* BEGIN MATERIAL FOR THE TASK *
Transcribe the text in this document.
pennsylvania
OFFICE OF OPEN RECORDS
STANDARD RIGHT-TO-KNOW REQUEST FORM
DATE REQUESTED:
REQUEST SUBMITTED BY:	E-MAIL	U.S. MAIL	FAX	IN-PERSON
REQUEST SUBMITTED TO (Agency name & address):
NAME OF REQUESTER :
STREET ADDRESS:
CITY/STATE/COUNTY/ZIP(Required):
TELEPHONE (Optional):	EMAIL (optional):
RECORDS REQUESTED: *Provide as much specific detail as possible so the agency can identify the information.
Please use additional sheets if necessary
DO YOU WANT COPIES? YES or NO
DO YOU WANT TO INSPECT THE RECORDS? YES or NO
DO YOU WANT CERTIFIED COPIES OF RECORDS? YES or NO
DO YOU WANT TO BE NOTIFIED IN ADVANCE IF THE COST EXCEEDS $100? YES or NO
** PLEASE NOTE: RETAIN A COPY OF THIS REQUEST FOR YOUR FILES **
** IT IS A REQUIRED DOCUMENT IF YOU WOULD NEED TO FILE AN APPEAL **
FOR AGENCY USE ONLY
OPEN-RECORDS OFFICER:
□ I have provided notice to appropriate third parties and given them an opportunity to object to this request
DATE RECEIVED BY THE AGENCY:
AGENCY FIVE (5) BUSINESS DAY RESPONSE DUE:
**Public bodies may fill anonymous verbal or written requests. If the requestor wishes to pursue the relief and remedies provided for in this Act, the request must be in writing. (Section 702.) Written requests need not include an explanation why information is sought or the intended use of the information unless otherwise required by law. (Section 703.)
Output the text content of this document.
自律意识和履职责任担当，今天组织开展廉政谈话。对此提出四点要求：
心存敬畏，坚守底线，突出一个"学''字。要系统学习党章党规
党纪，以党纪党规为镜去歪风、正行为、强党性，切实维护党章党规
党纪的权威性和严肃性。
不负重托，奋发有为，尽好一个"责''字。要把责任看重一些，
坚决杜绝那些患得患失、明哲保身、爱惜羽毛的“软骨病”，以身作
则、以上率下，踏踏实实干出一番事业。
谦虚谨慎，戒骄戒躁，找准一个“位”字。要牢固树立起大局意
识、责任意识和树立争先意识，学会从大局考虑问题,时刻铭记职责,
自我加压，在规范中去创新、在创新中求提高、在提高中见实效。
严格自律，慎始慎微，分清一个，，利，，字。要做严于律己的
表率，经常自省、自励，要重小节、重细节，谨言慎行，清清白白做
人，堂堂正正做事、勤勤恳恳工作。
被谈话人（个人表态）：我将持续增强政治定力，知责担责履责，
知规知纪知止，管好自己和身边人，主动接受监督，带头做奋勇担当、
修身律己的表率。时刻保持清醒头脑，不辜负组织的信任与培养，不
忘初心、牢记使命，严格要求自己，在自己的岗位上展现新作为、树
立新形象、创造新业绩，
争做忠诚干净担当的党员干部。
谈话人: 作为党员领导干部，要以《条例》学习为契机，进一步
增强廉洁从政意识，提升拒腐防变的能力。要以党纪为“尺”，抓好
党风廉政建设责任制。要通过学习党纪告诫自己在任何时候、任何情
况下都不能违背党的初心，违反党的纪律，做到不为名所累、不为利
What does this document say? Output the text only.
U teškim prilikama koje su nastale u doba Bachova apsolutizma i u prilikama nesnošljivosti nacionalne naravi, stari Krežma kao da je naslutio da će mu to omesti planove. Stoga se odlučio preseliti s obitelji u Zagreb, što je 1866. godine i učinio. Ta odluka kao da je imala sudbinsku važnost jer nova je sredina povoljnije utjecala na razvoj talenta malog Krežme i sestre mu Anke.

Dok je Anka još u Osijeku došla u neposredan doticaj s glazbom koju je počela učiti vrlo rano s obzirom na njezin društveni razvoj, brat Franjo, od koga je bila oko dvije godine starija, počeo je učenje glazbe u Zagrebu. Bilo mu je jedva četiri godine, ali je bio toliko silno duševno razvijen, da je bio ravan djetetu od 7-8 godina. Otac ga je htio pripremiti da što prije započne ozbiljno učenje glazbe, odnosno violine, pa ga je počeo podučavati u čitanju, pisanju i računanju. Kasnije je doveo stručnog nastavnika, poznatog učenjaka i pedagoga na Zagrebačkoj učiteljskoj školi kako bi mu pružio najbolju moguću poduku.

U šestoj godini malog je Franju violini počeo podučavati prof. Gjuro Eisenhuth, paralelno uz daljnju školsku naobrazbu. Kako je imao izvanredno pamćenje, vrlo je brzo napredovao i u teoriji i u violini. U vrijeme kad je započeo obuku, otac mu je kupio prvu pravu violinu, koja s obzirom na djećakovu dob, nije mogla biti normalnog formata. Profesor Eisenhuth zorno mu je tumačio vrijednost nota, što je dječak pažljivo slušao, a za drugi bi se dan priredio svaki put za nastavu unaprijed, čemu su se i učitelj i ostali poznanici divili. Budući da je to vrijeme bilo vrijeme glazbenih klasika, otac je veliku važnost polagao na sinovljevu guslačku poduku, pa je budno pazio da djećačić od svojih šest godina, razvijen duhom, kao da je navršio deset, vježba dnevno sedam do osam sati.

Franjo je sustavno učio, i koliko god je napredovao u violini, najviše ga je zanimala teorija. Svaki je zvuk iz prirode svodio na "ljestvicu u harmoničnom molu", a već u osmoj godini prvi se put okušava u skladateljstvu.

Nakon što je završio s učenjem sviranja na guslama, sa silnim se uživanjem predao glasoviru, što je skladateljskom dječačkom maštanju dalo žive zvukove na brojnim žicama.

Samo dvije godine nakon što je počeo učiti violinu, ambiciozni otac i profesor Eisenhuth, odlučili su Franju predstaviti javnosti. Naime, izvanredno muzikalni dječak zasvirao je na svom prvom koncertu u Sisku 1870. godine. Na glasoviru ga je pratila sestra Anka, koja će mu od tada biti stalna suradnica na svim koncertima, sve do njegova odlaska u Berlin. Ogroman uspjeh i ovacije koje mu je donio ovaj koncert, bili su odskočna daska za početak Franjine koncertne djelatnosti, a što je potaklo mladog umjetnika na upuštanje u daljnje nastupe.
* END MATERIAL FOR THE TASK *
PROBLEM TO WORK ON » Gather each line in the entries above where the string "SUBMITTED" is found.

FULL RESPONSE »
REQUEST SUBMITTED BY:	E-MAIL	U.S. MAIL	FAX	IN-PERSON
REQUEST SUBMITTED TO (Agency name & address):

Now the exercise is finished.